• [Set task]
Your task is to copy the listing exactly. Drop any pictures from the copy.

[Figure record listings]

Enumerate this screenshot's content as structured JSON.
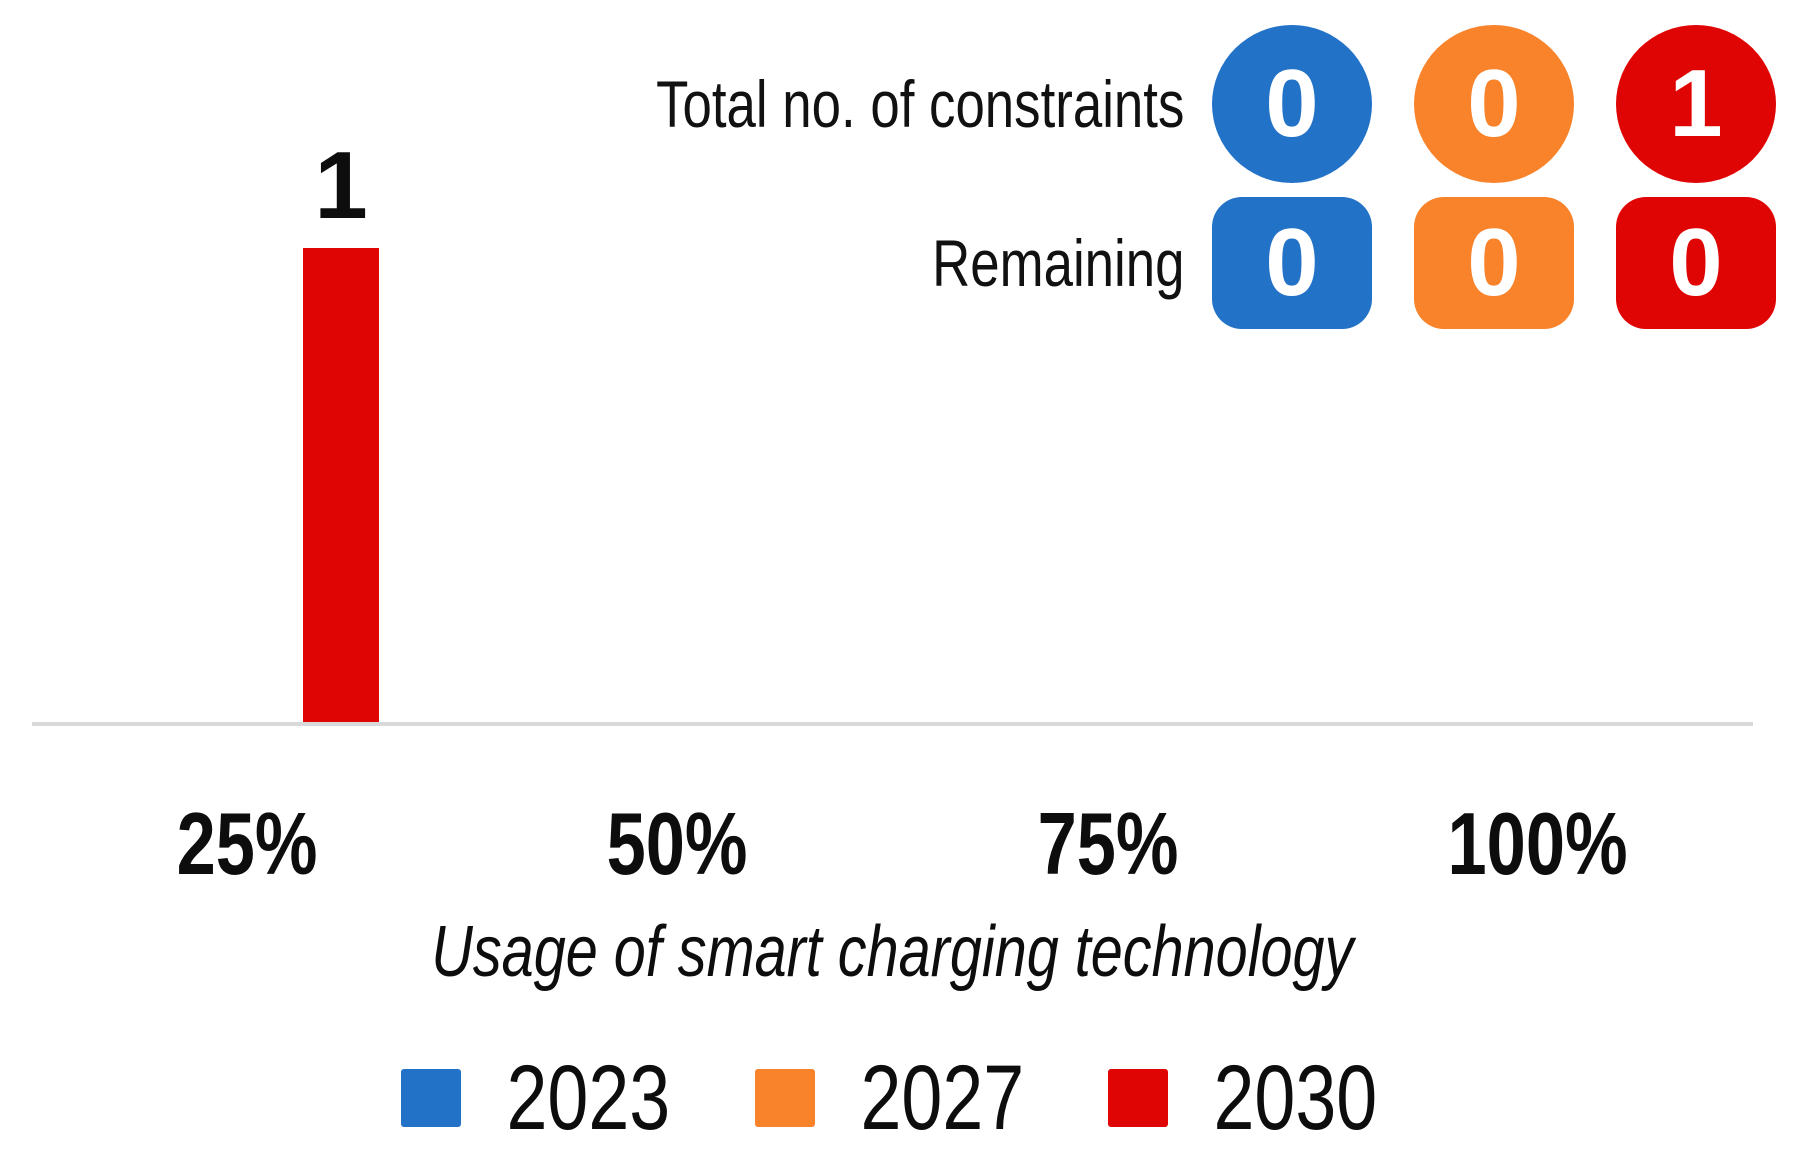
{
  "panel": {
    "rows": [
      {
        "id": "total-constraints",
        "label": "Total no. of constraints",
        "shape": "circle",
        "values": [
          "0",
          "0",
          "1"
        ]
      },
      {
        "id": "remaining",
        "label": "Remaining",
        "shape": "square",
        "values": [
          "0",
          "0",
          "0"
        ]
      }
    ]
  },
  "chart_data": {
    "type": "bar",
    "title": "",
    "categories": [
      "25%",
      "50%",
      "75%",
      "100%"
    ],
    "series": [
      {
        "name": "2023",
        "color": "#2272C7",
        "values": [
          0,
          0,
          0,
          0
        ]
      },
      {
        "name": "2027",
        "color": "#F8832B",
        "values": [
          0,
          0,
          0,
          0
        ]
      },
      {
        "name": "2030",
        "color": "#E00505",
        "values": [
          1,
          0,
          0,
          0
        ]
      }
    ],
    "xlabel": "Usage of smart charging technology",
    "ylabel": "",
    "ylim": [
      0,
      1
    ],
    "grid": false,
    "legend_position": "bottom",
    "value_labels": "shown above non-zero bars",
    "axis_line_color": "#D9D9D9"
  }
}
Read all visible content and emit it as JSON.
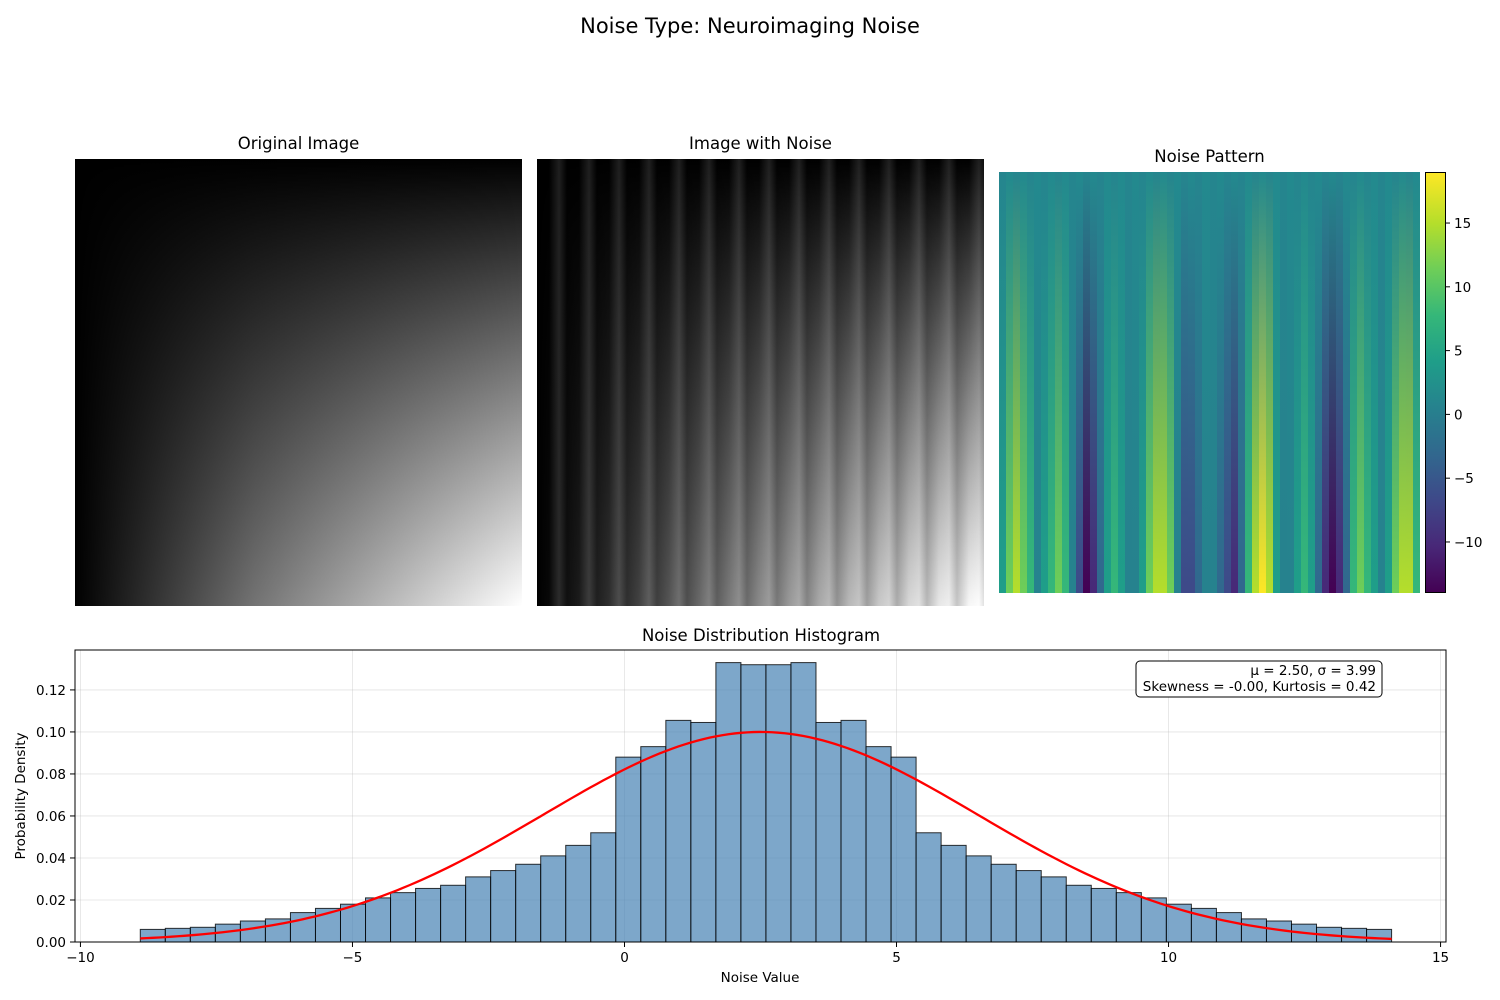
{
  "figure": {
    "suptitle": "Noise Type: Neuroimaging Noise"
  },
  "panels": {
    "original_title": "Original Image",
    "noisy_title": "Image with Noise",
    "noise_title": "Noise Pattern"
  },
  "colorbar": {
    "ticks": [
      "15",
      "10",
      "5",
      "0",
      "−5",
      "−10"
    ],
    "tick_values": [
      15,
      10,
      5,
      0,
      -5,
      -10
    ],
    "range": [
      -14,
      19
    ],
    "colormap": "viridis"
  },
  "chart_data": {
    "type": "bar",
    "title": "Noise Distribution Histogram",
    "xlabel": "Noise Value",
    "ylabel": "Probability Density",
    "xlim": [
      -10.1,
      15.1
    ],
    "ylim": [
      0,
      0.139
    ],
    "xticks": [
      -10,
      -5,
      0,
      5,
      10,
      15
    ],
    "xtick_labels": [
      "−10",
      "−5",
      "0",
      "5",
      "10",
      "15"
    ],
    "yticks": [
      0.0,
      0.02,
      0.04,
      0.06,
      0.08,
      0.1,
      0.12
    ],
    "ytick_labels": [
      "0.00",
      "0.02",
      "0.04",
      "0.06",
      "0.08",
      "0.10",
      "0.12"
    ],
    "grid": true,
    "bin_edges_start": -8.9,
    "bin_width": 0.46,
    "bar_color": "#4682b4",
    "values": [
      0.006,
      0.0065,
      0.007,
      0.0085,
      0.01,
      0.011,
      0.014,
      0.016,
      0.018,
      0.021,
      0.0235,
      0.0255,
      0.027,
      0.031,
      0.034,
      0.037,
      0.041,
      0.046,
      0.052,
      0.088,
      0.093,
      0.1055,
      0.1045,
      0.133,
      0.132,
      0.132,
      0.133,
      0.1045,
      0.1055,
      0.093,
      0.088,
      0.052,
      0.046,
      0.041,
      0.037,
      0.034,
      0.031,
      0.027,
      0.0255,
      0.0235,
      0.021,
      0.018,
      0.016,
      0.014,
      0.011,
      0.01,
      0.0085,
      0.007,
      0.0065,
      0.006
    ],
    "fit_curve": {
      "type": "normal_pdf",
      "mu": 2.5,
      "sigma": 3.99,
      "color": "#ff0000"
    },
    "stats_box": {
      "line1": "μ = 2.50, σ = 3.99",
      "line2": "Skewness = -0.00, Kurtosis = 0.42",
      "placement": "top-right"
    }
  }
}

• [Result of this task]
Enumerate this screenshot's content as structured JSON.
{
  "panel": {
    "rows": [
      {
        "id": "total-constraints",
        "label": "Total no. of constraints",
        "shape": "circle",
        "values": [
          "0",
          "0",
          "1"
        ]
      },
      {
        "id": "remaining",
        "label": "Remaining",
        "shape": "square",
        "values": [
          "0",
          "0",
          "0"
        ]
      }
    ]
  },
  "chart_data": {
    "type": "bar",
    "title": "",
    "categories": [
      "25%",
      "50%",
      "75%",
      "100%"
    ],
    "series": [
      {
        "name": "2023",
        "color": "#2272C7",
        "values": [
          0,
          0,
          0,
          0
        ]
      },
      {
        "name": "2027",
        "color": "#F8832B",
        "values": [
          0,
          0,
          0,
          0
        ]
      },
      {
        "name": "2030",
        "color": "#E00505",
        "values": [
          1,
          0,
          0,
          0
        ]
      }
    ],
    "xlabel": "Usage of smart charging technology",
    "ylabel": "",
    "ylim": [
      0,
      1
    ],
    "grid": false,
    "legend_position": "bottom",
    "value_labels": "shown above non-zero bars",
    "axis_line_color": "#D9D9D9"
  }
}
Read all visible content and emit it as JSON.
{
  "figure": {
    "suptitle": "Noise Type: Neuroimaging Noise"
  },
  "panels": {
    "original_title": "Original Image",
    "noisy_title": "Image with Noise",
    "noise_title": "Noise Pattern"
  },
  "colorbar": {
    "ticks": [
      "15",
      "10",
      "5",
      "0",
      "−5",
      "−10"
    ],
    "tick_values": [
      15,
      10,
      5,
      0,
      -5,
      -10
    ],
    "range": [
      -14,
      19
    ],
    "colormap": "viridis"
  },
  "chart_data": {
    "type": "bar",
    "title": "Noise Distribution Histogram",
    "xlabel": "Noise Value",
    "ylabel": "Probability Density",
    "xlim": [
      -10.1,
      15.1
    ],
    "ylim": [
      0,
      0.139
    ],
    "xticks": [
      -10,
      -5,
      0,
      5,
      10,
      15
    ],
    "xtick_labels": [
      "−10",
      "−5",
      "0",
      "5",
      "10",
      "15"
    ],
    "yticks": [
      0.0,
      0.02,
      0.04,
      0.06,
      0.08,
      0.1,
      0.12
    ],
    "ytick_labels": [
      "0.00",
      "0.02",
      "0.04",
      "0.06",
      "0.08",
      "0.10",
      "0.12"
    ],
    "grid": true,
    "bin_edges_start": -8.9,
    "bin_width": 0.46,
    "bar_color": "#4682b4",
    "values": [
      0.006,
      0.0065,
      0.007,
      0.0085,
      0.01,
      0.011,
      0.014,
      0.016,
      0.018,
      0.021,
      0.0235,
      0.0255,
      0.027,
      0.031,
      0.034,
      0.037,
      0.041,
      0.046,
      0.052,
      0.088,
      0.093,
      0.1055,
      0.1045,
      0.133,
      0.132,
      0.132,
      0.133,
      0.1045,
      0.1055,
      0.093,
      0.088,
      0.052,
      0.046,
      0.041,
      0.037,
      0.034,
      0.031,
      0.027,
      0.0255,
      0.0235,
      0.021,
      0.018,
      0.016,
      0.014,
      0.011,
      0.01,
      0.0085,
      0.007,
      0.0065,
      0.006
    ],
    "fit_curve": {
      "type": "normal_pdf",
      "mu": 2.5,
      "sigma": 3.99,
      "color": "#ff0000"
    },
    "stats_box": {
      "line1": "μ = 2.50, σ = 3.99",
      "line2": "Skewness = -0.00, Kurtosis = 0.42",
      "placement": "top-right"
    }
  }
}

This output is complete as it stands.